**Problem:**
Scan the records below. List lines holding "chart".

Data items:
══════
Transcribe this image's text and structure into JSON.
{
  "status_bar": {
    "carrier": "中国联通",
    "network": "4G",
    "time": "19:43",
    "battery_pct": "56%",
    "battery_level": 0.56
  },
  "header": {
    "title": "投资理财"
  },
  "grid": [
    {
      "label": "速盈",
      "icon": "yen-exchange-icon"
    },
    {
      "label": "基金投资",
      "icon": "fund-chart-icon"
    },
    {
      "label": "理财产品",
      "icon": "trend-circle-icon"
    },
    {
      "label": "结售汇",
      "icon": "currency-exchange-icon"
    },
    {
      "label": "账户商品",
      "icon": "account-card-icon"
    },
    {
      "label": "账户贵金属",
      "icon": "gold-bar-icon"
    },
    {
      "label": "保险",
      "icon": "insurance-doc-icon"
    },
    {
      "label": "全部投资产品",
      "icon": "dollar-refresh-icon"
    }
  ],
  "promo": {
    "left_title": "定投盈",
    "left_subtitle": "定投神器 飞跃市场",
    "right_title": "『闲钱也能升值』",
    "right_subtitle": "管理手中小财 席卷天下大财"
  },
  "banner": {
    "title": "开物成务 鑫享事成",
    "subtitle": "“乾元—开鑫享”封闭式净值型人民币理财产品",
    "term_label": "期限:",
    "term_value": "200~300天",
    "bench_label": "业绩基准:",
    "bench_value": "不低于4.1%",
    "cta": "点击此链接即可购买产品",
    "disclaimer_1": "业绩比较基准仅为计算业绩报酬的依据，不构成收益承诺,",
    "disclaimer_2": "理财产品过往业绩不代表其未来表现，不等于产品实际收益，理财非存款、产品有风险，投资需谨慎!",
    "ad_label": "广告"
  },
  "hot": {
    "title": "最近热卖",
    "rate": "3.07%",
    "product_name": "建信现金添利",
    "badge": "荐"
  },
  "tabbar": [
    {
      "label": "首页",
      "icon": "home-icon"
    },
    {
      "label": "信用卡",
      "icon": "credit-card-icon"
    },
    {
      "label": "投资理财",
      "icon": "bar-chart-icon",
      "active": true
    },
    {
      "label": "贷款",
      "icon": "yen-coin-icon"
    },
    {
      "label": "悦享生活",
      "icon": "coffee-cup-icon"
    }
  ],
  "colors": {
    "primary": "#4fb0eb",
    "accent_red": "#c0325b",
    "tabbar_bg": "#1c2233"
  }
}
══════
**Result of this task:**
      "icon": "fund-chart-icon"
      "icon": "bar-chart-icon",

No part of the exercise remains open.